— BEGIN —

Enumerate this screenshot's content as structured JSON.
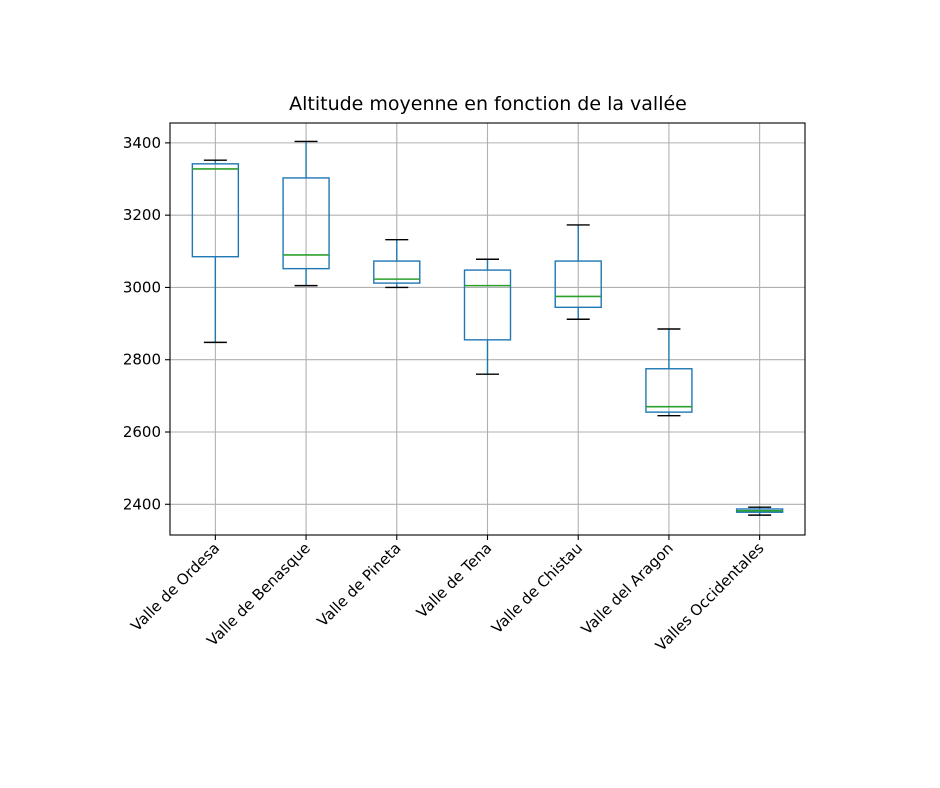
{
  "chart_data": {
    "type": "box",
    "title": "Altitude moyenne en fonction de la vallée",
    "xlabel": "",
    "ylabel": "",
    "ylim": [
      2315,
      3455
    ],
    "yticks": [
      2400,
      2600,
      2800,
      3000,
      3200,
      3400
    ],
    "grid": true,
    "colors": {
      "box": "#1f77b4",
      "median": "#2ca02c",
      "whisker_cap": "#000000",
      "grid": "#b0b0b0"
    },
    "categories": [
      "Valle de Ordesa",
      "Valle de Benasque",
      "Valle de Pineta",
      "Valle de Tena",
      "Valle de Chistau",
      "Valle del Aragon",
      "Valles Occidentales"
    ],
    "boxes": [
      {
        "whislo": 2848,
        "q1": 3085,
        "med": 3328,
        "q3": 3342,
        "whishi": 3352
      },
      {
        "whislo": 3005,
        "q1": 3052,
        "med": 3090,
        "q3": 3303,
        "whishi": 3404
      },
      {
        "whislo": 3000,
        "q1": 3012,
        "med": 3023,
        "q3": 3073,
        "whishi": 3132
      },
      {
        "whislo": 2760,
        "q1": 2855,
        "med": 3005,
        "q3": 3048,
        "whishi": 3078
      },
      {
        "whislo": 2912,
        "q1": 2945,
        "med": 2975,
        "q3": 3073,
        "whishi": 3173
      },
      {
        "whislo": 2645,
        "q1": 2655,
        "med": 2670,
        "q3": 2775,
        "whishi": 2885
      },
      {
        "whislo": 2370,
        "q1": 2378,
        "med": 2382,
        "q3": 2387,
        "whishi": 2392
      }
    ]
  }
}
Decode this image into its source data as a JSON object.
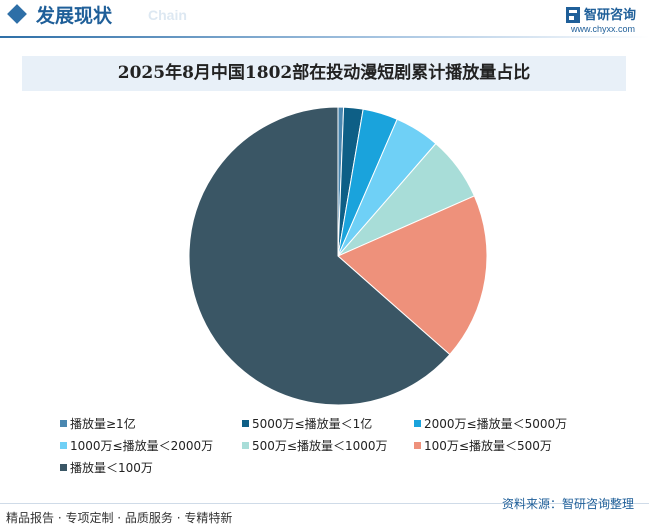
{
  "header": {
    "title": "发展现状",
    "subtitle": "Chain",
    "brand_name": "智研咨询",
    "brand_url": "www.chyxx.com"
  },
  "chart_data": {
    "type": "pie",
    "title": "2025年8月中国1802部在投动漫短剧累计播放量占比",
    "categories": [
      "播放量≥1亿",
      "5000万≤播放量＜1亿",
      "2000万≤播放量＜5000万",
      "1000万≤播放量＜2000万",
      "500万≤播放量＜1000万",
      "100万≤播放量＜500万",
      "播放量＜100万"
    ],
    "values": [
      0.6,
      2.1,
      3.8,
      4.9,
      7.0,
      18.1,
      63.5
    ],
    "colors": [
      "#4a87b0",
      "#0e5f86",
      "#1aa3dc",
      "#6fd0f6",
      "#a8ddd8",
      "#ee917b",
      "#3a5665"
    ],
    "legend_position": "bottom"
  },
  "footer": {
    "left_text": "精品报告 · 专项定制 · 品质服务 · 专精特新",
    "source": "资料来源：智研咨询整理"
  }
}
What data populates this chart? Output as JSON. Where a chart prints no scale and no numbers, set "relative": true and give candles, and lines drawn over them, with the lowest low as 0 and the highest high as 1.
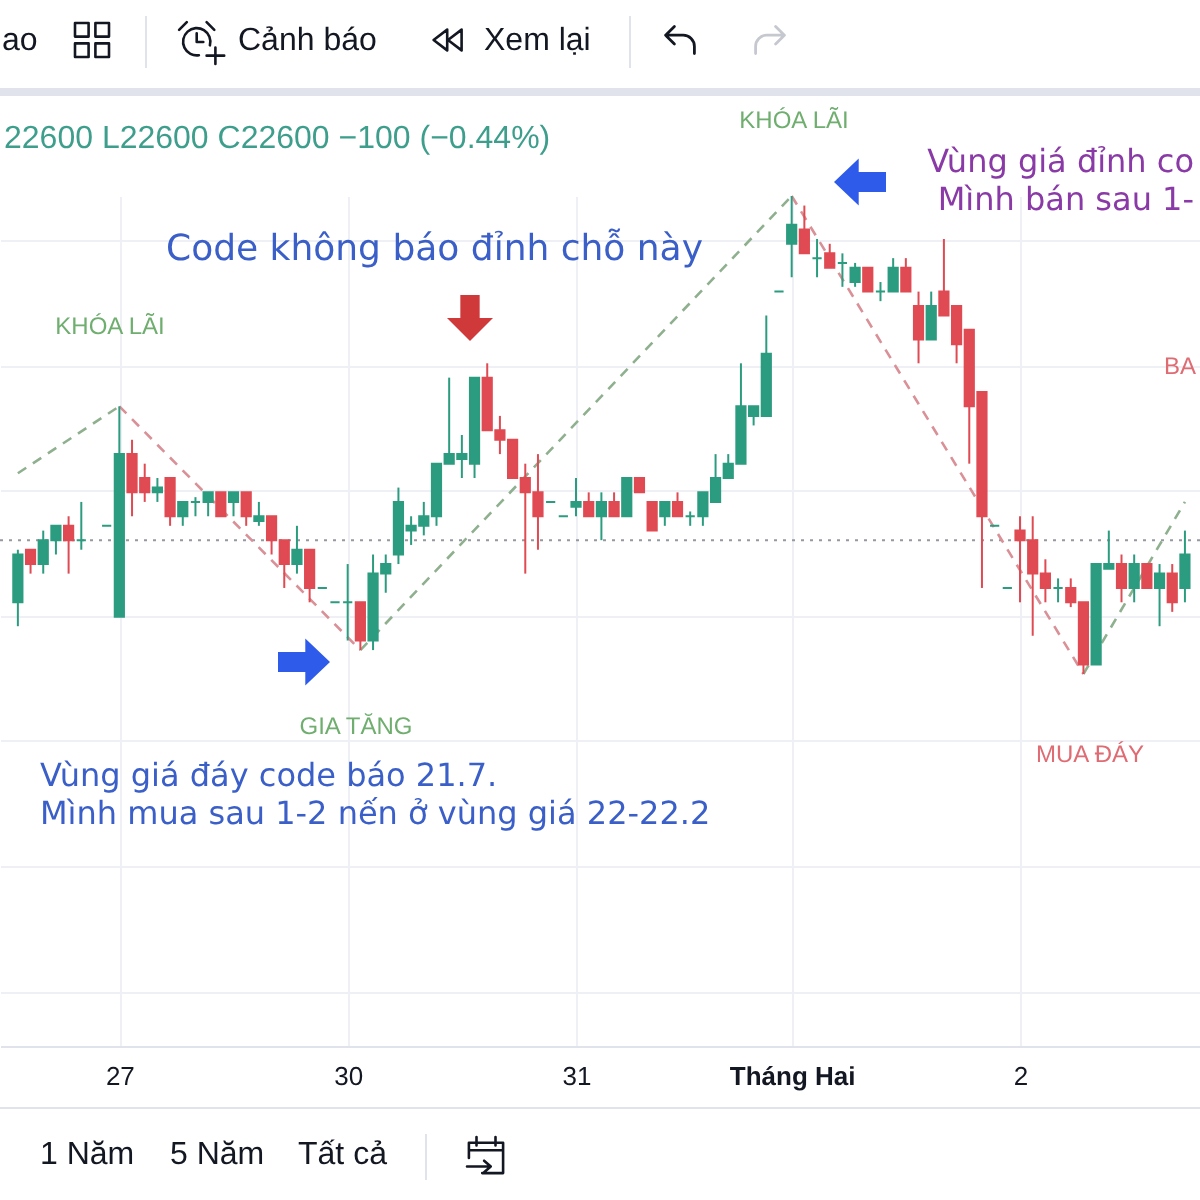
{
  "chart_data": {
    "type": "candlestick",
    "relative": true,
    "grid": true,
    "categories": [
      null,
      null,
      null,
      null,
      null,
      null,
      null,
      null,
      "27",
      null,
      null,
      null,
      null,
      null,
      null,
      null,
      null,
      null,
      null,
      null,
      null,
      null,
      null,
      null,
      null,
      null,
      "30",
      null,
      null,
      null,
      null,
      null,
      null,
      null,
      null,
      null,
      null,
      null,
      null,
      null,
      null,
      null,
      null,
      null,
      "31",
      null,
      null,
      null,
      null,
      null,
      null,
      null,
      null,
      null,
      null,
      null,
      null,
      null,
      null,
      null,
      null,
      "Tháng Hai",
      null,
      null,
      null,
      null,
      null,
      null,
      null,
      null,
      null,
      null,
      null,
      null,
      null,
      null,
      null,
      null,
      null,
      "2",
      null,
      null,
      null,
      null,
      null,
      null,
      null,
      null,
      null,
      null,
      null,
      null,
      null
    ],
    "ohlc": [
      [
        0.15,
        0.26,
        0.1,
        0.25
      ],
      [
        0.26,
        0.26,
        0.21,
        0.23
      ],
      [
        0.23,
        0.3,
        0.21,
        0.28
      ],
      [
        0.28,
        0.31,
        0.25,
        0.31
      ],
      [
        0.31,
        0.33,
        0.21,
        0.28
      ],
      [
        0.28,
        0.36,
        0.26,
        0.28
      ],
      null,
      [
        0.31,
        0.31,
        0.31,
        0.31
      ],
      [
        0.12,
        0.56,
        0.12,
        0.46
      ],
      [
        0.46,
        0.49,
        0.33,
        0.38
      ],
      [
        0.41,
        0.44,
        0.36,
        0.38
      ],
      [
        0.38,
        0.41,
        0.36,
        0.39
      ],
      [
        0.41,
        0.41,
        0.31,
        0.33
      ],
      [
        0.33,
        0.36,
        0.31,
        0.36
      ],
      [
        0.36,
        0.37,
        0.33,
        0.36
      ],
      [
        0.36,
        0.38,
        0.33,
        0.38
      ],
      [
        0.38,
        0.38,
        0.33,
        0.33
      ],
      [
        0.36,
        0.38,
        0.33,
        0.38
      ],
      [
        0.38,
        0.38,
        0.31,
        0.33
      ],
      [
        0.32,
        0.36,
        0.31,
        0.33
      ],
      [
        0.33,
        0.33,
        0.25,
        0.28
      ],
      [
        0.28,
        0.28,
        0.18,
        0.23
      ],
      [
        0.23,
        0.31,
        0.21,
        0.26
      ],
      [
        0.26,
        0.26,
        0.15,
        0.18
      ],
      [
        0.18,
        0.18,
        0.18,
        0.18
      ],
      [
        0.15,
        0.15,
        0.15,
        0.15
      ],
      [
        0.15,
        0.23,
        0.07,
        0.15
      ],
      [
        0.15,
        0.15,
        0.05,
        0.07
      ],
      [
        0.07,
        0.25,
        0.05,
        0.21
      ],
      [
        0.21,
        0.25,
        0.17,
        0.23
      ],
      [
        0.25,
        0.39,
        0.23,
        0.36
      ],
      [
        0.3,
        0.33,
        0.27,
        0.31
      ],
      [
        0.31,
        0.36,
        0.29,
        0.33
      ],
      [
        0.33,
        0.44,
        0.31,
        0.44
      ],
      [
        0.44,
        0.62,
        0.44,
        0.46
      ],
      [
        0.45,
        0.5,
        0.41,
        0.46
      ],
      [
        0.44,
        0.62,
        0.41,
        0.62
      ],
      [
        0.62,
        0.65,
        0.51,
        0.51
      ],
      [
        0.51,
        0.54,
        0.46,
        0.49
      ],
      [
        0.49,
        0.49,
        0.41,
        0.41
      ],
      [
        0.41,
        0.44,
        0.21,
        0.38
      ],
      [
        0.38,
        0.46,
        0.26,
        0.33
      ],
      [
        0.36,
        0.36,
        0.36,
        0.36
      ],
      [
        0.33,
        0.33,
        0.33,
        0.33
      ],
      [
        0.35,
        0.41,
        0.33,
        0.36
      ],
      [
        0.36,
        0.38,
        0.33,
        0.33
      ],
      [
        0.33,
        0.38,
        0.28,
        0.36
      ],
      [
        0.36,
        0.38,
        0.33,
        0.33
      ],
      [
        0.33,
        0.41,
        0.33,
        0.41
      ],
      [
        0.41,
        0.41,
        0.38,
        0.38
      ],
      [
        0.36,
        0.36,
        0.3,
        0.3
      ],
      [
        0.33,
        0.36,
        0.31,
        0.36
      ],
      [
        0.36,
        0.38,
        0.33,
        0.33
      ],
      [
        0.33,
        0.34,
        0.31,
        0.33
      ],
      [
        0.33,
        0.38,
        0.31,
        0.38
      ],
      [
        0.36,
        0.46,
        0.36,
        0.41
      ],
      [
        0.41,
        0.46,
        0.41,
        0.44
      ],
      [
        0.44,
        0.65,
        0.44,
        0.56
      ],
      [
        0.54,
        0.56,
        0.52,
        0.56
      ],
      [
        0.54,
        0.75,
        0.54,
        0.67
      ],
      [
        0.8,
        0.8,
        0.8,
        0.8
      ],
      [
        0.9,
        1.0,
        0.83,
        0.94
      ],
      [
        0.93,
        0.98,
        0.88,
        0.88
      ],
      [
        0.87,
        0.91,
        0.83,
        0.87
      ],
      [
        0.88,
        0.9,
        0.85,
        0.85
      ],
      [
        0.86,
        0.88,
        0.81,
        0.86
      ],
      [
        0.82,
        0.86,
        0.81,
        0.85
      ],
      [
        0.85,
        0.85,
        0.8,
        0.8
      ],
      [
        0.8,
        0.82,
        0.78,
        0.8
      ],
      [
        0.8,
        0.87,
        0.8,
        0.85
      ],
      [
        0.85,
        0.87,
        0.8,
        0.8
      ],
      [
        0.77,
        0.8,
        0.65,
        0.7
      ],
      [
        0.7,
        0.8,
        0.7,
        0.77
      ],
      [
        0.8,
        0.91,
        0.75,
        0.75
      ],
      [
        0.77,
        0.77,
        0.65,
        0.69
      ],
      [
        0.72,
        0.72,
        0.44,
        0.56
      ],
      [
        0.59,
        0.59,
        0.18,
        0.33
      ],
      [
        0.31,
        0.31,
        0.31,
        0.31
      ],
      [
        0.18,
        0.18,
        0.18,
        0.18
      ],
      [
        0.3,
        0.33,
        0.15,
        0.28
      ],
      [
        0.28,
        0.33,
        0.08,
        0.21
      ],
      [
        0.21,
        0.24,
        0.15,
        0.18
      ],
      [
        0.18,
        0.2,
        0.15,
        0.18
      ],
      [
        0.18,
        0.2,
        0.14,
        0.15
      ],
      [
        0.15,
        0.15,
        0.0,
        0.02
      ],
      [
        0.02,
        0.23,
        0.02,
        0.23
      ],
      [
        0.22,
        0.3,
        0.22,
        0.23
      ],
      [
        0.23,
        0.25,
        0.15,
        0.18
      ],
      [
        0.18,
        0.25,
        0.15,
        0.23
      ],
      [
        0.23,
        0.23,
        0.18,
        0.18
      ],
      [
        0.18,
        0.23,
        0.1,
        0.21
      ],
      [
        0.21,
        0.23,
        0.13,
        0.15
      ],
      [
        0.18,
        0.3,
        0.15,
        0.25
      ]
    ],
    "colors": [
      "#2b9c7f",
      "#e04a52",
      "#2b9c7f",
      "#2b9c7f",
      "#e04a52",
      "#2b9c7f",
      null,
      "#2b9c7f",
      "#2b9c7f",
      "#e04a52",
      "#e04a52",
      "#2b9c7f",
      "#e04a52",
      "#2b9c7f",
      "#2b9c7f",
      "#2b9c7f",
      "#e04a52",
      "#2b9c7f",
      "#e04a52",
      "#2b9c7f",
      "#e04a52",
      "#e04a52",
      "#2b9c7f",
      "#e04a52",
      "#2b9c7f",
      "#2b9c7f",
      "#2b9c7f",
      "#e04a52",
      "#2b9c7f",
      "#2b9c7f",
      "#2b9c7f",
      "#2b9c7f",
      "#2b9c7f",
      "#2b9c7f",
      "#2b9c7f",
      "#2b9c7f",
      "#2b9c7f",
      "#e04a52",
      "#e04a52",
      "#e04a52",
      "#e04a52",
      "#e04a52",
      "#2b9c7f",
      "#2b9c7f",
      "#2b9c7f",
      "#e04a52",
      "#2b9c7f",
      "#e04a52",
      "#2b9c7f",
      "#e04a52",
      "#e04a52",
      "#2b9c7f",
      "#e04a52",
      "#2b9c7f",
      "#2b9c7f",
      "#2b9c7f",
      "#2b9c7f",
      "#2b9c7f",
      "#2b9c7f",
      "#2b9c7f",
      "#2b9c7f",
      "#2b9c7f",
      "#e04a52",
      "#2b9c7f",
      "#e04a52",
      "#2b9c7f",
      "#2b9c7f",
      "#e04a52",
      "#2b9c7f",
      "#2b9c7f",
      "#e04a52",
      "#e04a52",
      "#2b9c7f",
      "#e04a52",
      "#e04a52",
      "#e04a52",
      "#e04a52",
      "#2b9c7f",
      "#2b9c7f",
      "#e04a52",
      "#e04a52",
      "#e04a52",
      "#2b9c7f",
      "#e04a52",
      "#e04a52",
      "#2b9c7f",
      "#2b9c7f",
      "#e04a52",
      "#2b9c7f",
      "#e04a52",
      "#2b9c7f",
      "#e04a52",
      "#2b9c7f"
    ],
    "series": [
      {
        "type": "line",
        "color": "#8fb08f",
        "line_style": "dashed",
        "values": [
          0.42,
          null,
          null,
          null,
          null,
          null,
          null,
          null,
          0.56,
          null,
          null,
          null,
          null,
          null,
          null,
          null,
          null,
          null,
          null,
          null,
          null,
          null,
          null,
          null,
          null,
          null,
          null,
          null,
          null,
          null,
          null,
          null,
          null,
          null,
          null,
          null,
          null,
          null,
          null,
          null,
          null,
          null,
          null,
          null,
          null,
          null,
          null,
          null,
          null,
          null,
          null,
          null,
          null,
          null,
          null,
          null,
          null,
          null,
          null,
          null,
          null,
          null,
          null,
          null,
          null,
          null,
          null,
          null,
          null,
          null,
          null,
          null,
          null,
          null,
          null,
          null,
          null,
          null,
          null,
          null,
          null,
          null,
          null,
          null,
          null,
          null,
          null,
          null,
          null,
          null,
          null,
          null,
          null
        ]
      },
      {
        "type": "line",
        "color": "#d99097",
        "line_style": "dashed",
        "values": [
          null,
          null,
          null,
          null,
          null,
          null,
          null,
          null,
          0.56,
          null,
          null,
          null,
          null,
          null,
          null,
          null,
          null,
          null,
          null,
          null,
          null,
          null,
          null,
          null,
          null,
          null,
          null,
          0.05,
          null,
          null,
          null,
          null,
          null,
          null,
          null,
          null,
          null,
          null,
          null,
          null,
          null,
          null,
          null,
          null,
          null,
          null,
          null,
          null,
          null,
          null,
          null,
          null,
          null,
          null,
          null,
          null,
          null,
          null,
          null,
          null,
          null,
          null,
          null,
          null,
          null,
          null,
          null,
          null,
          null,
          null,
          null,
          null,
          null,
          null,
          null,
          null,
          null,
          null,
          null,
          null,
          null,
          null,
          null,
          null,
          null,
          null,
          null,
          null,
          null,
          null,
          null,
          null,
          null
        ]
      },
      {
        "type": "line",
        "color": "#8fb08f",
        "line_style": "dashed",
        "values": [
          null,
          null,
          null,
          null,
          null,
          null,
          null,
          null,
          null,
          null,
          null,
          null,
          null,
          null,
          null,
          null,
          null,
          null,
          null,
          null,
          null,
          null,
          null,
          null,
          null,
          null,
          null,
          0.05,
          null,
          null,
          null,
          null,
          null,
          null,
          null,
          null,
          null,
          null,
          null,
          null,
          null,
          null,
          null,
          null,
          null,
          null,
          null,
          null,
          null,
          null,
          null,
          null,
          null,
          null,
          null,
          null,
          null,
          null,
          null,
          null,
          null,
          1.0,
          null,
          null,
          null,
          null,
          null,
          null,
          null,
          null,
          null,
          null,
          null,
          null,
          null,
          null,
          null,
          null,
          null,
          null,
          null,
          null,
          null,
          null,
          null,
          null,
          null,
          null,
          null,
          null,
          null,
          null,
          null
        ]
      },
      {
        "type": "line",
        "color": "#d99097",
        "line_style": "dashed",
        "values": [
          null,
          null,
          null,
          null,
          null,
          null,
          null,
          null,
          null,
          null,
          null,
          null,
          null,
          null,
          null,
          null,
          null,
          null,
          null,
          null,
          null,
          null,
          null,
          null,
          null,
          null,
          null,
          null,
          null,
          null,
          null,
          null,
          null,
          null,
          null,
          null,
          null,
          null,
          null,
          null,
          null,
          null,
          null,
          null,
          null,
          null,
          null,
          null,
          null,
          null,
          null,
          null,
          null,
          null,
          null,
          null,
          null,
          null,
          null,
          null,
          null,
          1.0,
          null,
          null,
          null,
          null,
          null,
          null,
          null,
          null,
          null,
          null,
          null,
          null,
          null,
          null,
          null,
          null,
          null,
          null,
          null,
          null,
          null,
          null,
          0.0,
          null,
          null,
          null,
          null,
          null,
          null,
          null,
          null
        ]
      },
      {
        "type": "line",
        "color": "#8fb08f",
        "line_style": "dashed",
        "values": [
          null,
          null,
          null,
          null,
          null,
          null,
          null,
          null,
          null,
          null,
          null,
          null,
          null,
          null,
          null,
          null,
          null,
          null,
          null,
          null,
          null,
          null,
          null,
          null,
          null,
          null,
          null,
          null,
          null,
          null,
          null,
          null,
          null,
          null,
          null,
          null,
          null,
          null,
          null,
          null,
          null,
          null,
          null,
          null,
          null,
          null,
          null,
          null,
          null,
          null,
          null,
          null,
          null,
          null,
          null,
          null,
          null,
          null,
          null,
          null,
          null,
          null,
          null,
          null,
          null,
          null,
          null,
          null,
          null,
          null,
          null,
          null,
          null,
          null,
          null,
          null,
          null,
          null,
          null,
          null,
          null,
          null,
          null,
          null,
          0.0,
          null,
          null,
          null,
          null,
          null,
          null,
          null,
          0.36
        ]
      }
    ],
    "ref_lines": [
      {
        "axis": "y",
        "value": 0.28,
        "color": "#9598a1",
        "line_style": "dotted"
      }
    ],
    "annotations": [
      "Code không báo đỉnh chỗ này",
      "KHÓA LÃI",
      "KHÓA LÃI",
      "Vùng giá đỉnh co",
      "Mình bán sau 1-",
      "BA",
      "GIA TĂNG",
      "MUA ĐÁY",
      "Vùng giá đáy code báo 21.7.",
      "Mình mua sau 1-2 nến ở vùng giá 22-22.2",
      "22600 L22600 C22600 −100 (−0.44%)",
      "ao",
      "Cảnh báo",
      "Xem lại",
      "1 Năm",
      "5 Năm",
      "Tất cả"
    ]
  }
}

— END —

* [INSTRUCTIONS TO FOLLOW]
Say how many lines in the records hold "Mình", with the number as the whole reply.

* [WRITTEN REPLY]
2